* **What you have to do**
Pick out each line in these entries that contains the string "Supply".

[Dataset entries]

==============================

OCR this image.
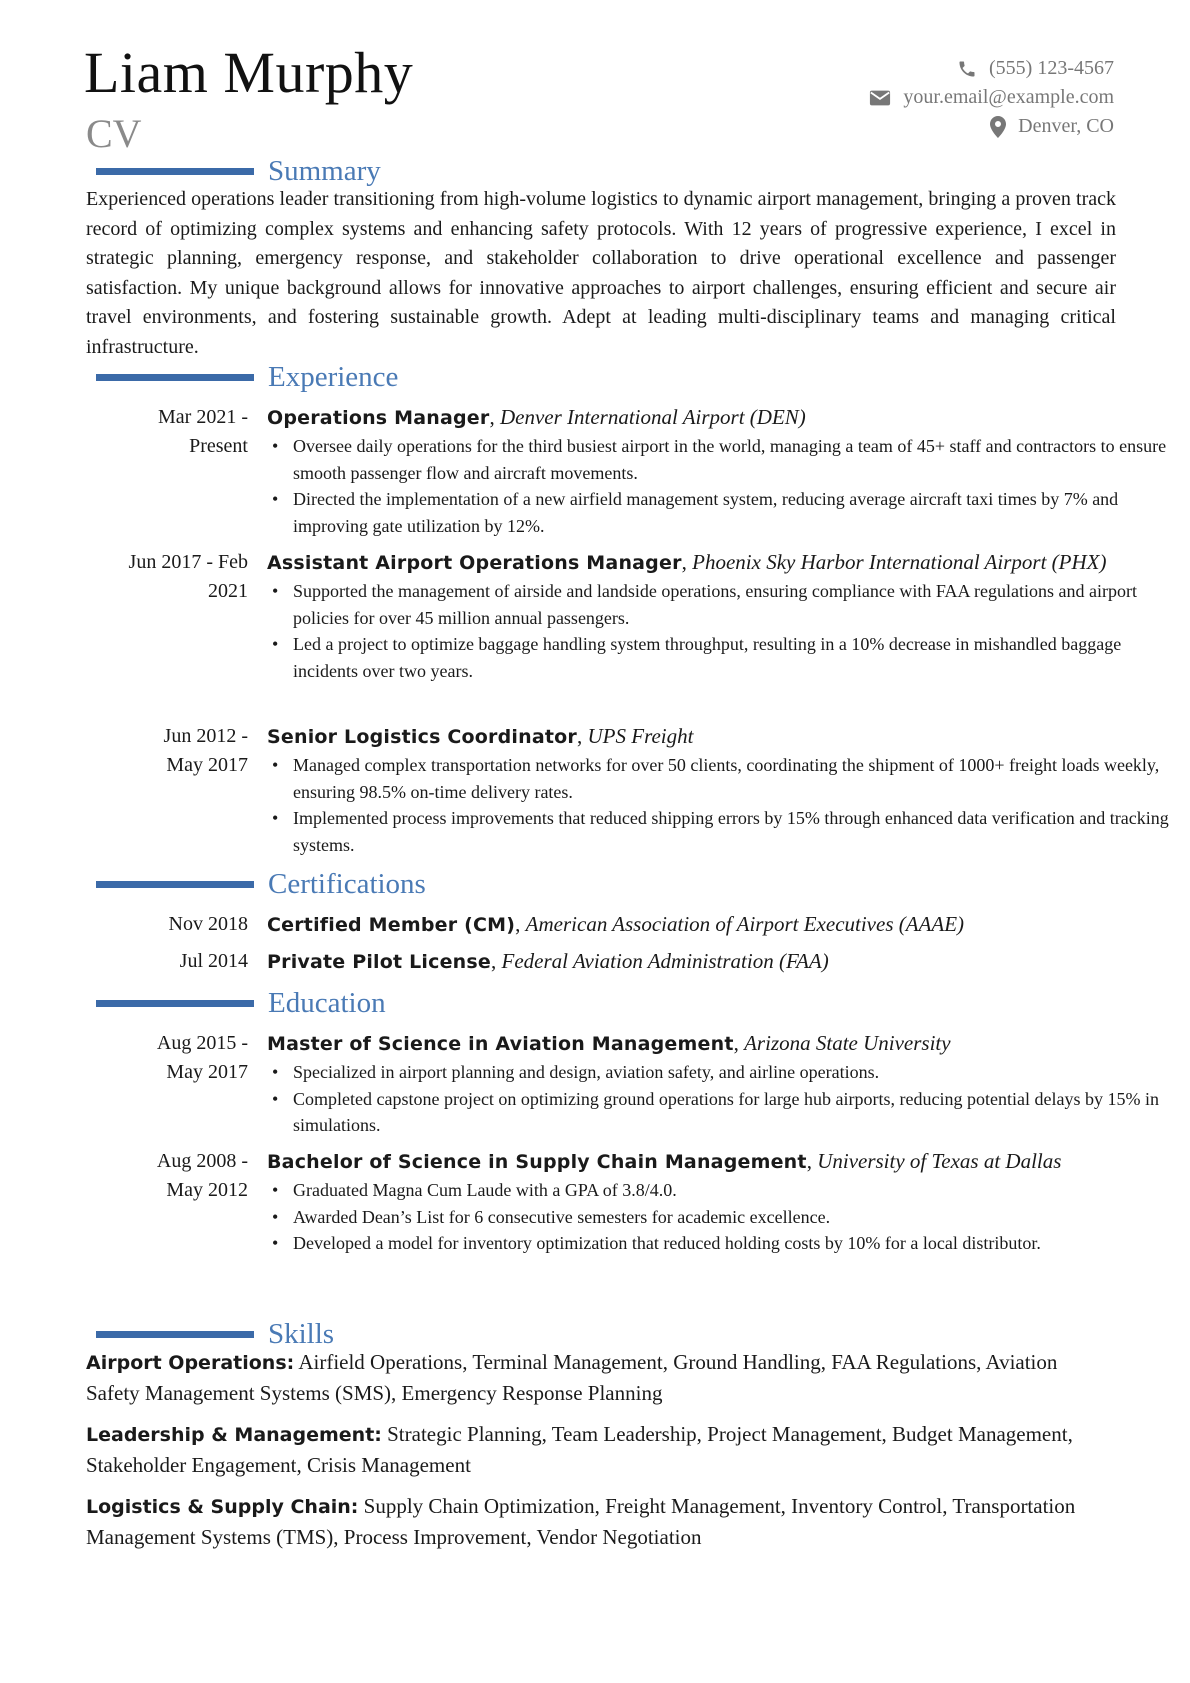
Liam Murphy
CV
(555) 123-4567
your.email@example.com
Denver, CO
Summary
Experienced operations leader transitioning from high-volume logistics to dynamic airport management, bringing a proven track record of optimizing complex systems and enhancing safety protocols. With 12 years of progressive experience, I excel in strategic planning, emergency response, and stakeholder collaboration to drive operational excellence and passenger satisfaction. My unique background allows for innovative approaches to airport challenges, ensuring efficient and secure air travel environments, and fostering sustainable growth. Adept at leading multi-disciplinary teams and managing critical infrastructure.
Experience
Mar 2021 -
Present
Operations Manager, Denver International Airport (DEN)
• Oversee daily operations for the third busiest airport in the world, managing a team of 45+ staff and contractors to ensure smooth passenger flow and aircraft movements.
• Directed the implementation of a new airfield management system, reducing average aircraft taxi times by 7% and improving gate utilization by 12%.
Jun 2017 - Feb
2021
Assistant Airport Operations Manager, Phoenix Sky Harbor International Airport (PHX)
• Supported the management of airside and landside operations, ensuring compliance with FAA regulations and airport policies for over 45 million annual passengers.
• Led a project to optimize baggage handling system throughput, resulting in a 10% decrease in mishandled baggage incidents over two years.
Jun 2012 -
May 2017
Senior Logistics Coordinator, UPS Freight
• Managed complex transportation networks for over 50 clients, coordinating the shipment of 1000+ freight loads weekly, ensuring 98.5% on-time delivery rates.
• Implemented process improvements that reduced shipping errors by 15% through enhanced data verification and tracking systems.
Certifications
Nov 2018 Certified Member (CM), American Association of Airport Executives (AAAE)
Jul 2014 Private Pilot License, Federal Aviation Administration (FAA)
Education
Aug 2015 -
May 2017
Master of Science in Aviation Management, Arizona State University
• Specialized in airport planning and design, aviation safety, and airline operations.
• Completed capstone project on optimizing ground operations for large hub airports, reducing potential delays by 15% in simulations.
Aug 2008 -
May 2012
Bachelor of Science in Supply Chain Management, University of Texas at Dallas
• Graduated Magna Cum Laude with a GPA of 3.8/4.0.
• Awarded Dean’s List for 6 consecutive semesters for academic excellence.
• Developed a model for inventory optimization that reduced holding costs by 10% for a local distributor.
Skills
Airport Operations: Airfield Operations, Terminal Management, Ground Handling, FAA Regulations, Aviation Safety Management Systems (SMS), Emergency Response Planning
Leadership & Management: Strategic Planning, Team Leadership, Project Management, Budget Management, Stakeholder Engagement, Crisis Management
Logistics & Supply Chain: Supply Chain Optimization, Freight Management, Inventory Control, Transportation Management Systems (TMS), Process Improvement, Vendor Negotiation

==============================

* **Response**
Bachelor of Science in Supply Chain Management, University of Texas at Dallas
Logistics & Supply Chain: Supply Chain Optimization, Freight Management, Inventory Control, Transportation Management Systems (TMS), Process Improvement, Vendor Negotiation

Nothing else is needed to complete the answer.